-- BEGIN --

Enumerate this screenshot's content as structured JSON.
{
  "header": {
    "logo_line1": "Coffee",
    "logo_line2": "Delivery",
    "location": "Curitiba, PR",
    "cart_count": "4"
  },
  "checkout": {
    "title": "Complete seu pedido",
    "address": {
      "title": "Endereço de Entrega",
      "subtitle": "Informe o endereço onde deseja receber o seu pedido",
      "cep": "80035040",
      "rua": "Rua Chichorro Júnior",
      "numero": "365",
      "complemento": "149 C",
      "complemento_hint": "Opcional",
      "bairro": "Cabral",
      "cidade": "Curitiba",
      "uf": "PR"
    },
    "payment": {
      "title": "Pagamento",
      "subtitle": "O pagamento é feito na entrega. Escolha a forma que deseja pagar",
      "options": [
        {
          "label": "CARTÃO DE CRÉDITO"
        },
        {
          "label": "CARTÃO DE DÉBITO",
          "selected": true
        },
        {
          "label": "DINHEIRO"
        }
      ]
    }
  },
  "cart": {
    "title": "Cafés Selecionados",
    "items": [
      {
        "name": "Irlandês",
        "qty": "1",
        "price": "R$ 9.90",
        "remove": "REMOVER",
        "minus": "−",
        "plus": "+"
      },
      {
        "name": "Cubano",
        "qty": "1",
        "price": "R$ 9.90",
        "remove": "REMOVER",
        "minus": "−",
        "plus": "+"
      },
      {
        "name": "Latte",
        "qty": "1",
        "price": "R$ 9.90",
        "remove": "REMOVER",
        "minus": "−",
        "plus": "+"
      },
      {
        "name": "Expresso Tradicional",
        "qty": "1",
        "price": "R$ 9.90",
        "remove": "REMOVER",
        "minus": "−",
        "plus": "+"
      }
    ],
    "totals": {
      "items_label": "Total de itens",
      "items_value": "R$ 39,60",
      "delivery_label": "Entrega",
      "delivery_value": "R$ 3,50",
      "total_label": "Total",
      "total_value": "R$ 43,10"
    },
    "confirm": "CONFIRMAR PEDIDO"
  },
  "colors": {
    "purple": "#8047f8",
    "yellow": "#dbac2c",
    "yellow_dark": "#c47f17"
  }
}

-- END --

* _Short exercise_
Reproduce the data in its entirety, matching each character.

* _Response to the task_
Enumerate this screenshot's content as structured JSON.
{
  "header": {
    "logo_line1": "Coffee",
    "logo_line2": "Delivery",
    "location": "Curitiba, PR",
    "cart_count": "4"
  },
  "checkout": {
    "title": "Complete seu pedido",
    "address": {
      "title": "Endereço de Entrega",
      "subtitle": "Informe o endereço onde deseja receber o seu pedido",
      "cep": "80035040",
      "rua": "Rua Chichorro Júnior",
      "numero": "365",
      "complemento": "149 C",
      "complemento_hint": "Opcional",
      "bairro": "Cabral",
      "cidade": "Curitiba",
      "uf": "PR"
    },
    "payment": {
      "title": "Pagamento",
      "subtitle": "O pagamento é feito na entrega. Escolha a forma que deseja pagar",
      "options": [
        {
          "label": "CARTÃO DE CRÉDITO"
        },
        {
          "label": "CARTÃO DE DÉBITO",
          "selected": true
        },
        {
          "label": "DINHEIRO"
        }
      ]
    }
  },
  "cart": {
    "title": "Cafés Selecionados",
    "items": [
      {
        "name": "Irlandês",
        "qty": "1",
        "price": "R$ 9.90",
        "remove": "REMOVER",
        "minus": "−",
        "plus": "+"
      },
      {
        "name": "Cubano",
        "qty": "1",
        "price": "R$ 9.90",
        "remove": "REMOVER",
        "minus": "−",
        "plus": "+"
      },
      {
        "name": "Latte",
        "qty": "1",
        "price": "R$ 9.90",
        "remove": "REMOVER",
        "minus": "−",
        "plus": "+"
      },
      {
        "name": "Expresso Tradicional",
        "qty": "1",
        "price": "R$ 9.90",
        "remove": "REMOVER",
        "minus": "−",
        "plus": "+"
      }
    ],
    "totals": {
      "items_label": "Total de itens",
      "items_value": "R$ 39,60",
      "delivery_label": "Entrega",
      "delivery_value": "R$ 3,50",
      "total_label": "Total",
      "total_value": "R$ 43,10"
    },
    "confirm": "CONFIRMAR PEDIDO"
  },
  "colors": {
    "purple": "#8047f8",
    "yellow": "#dbac2c",
    "yellow_dark": "#c47f17"
  }
}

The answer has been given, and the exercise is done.